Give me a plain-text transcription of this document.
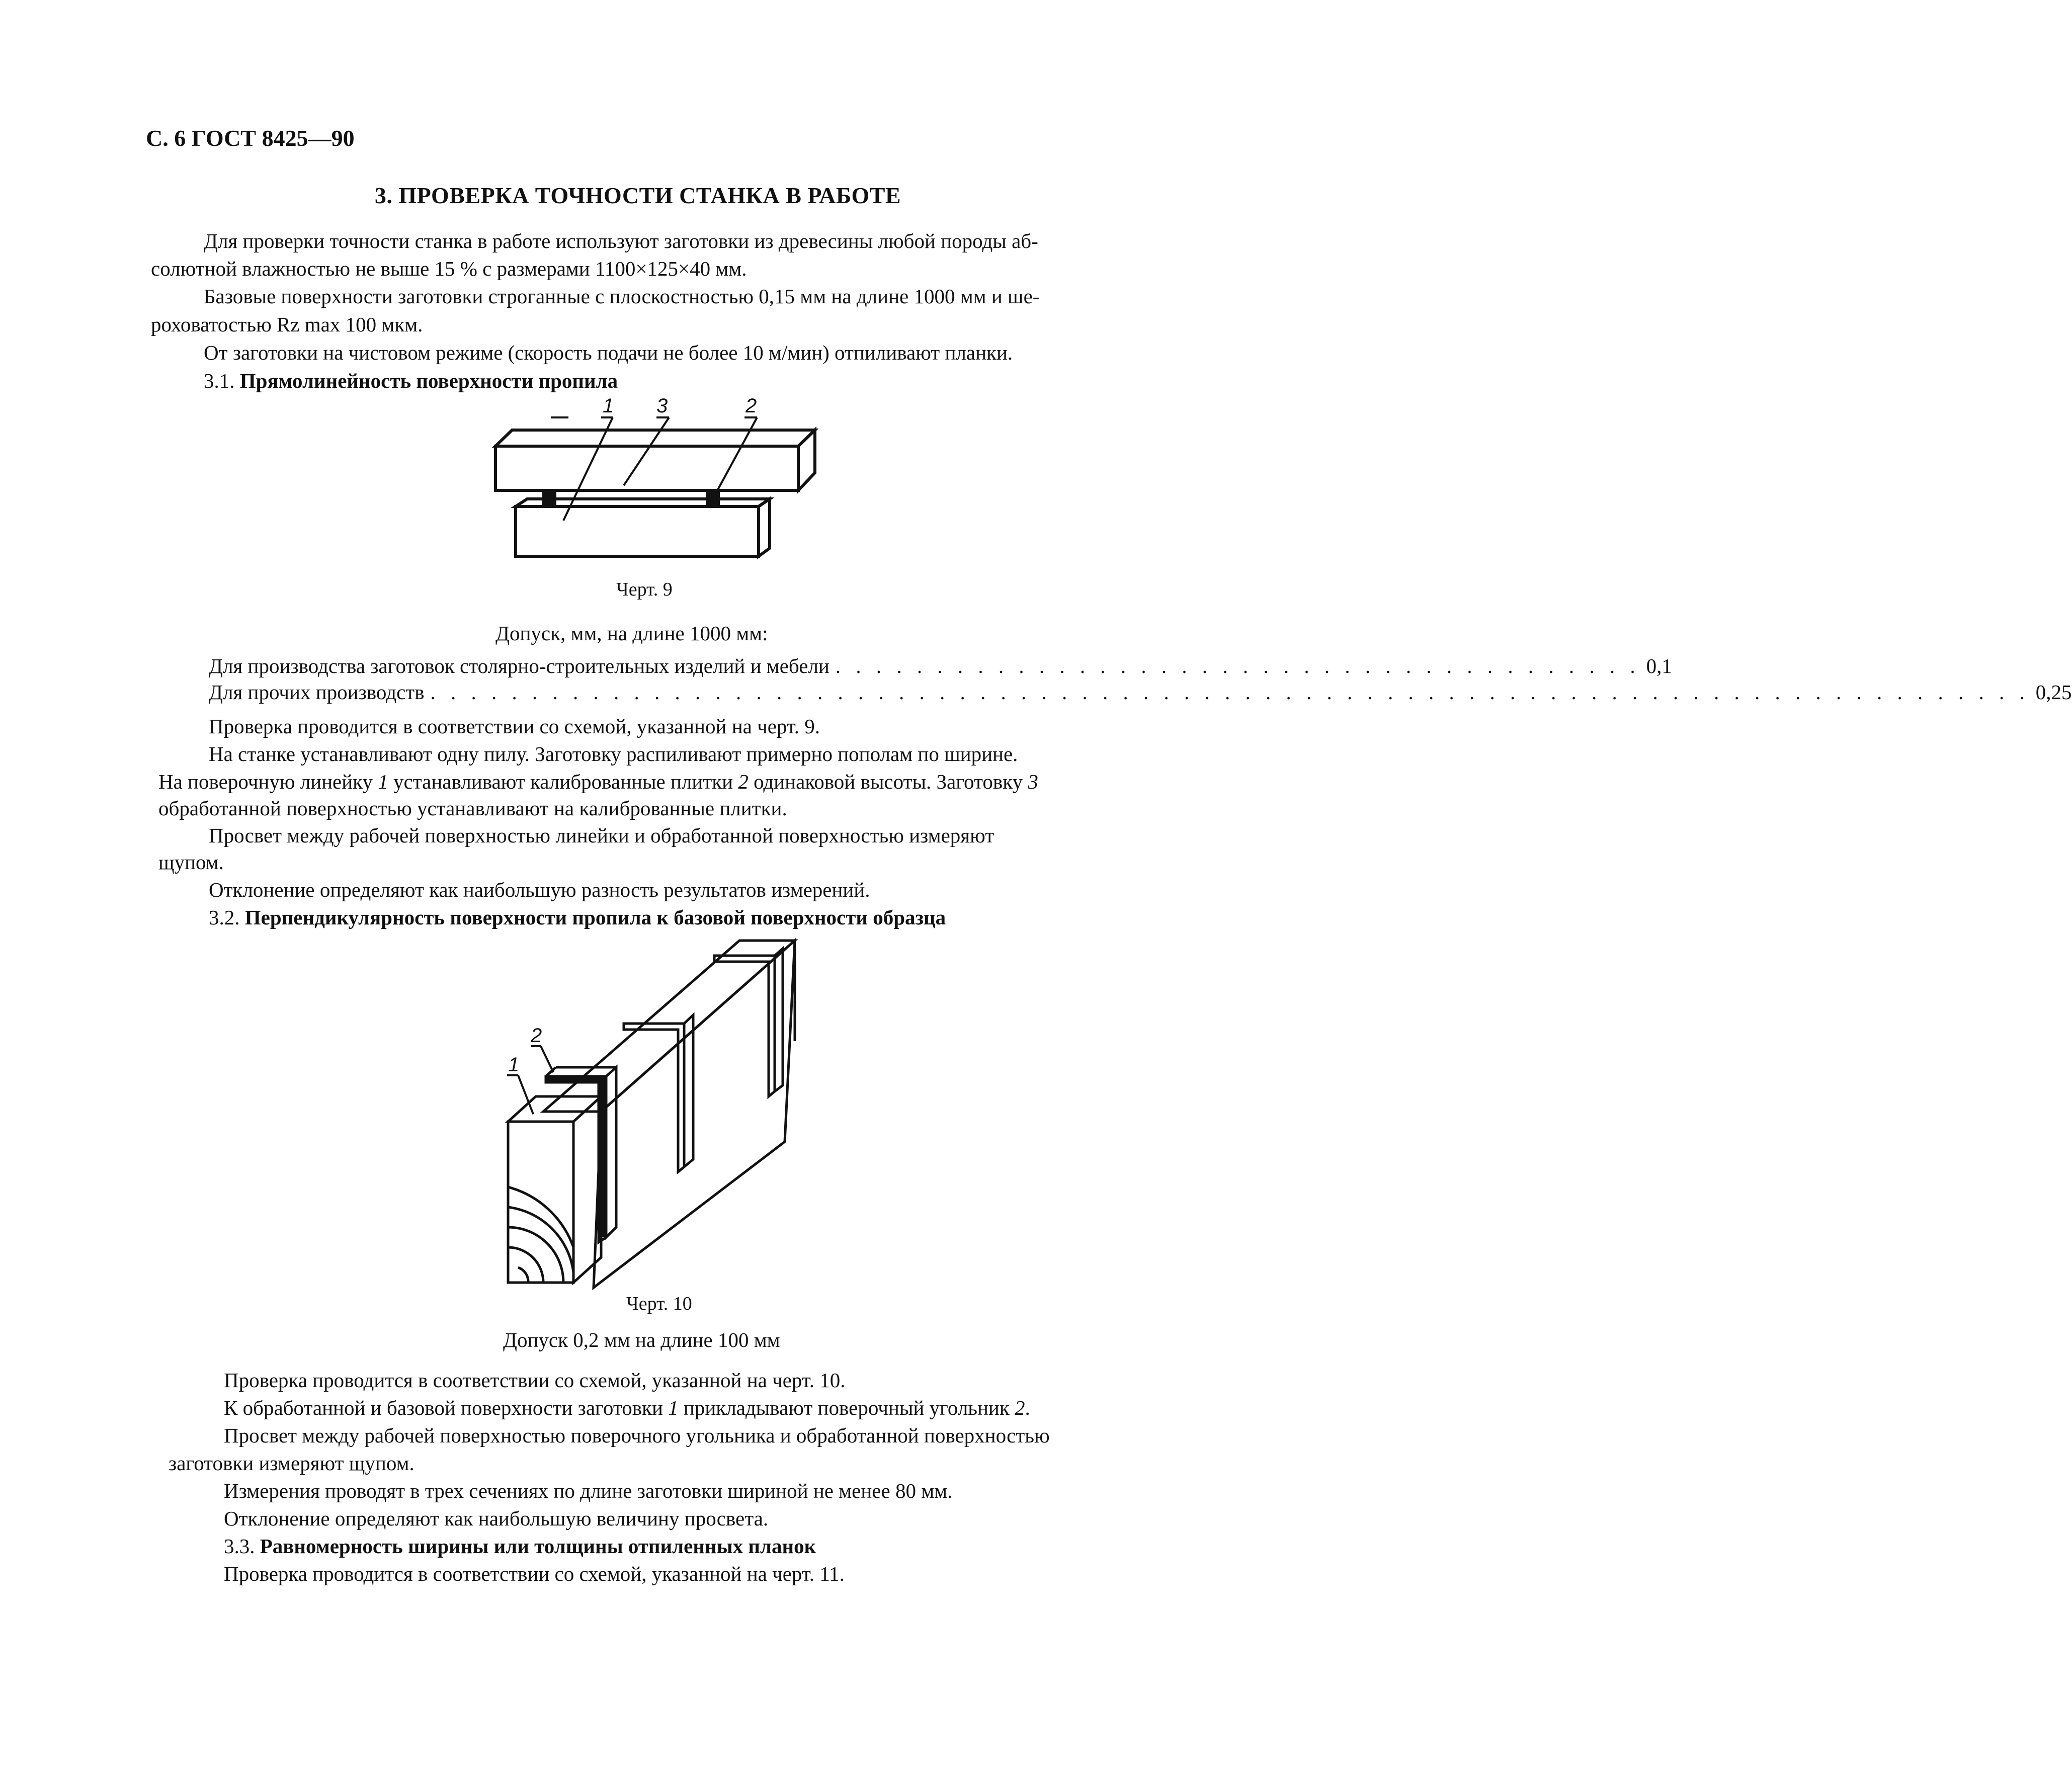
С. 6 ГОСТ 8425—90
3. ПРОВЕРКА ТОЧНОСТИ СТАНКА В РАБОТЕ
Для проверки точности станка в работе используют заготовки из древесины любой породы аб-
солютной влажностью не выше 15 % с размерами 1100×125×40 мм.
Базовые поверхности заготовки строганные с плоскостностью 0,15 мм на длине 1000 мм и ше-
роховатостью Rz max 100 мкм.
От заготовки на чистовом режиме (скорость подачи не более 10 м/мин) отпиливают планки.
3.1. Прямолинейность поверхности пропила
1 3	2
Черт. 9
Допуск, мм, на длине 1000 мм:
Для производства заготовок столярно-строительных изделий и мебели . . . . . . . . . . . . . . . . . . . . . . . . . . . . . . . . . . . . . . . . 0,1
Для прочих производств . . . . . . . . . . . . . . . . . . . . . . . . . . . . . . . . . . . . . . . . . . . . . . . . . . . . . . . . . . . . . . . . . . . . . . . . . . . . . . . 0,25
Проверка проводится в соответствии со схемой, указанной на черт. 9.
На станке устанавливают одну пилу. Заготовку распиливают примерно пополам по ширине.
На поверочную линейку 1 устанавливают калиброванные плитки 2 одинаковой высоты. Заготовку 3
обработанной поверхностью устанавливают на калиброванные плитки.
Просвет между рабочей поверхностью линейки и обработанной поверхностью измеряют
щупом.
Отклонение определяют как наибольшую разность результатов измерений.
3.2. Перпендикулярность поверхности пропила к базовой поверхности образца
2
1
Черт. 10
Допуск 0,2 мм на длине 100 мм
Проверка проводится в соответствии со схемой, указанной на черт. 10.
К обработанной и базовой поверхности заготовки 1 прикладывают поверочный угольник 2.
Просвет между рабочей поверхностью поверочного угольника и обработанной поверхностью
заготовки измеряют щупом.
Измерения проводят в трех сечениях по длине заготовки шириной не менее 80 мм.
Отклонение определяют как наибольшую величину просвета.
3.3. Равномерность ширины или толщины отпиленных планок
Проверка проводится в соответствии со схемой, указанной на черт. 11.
########################################
EXERCISE TASK:
Identify each line in the records above that contains the word "наибольшую", and copy it out in full.

EXERCISE SOLUTION:
Отклонение определяют как наибольшую разность результатов измерений.
Отклонение определяют как наибольшую величину просвета.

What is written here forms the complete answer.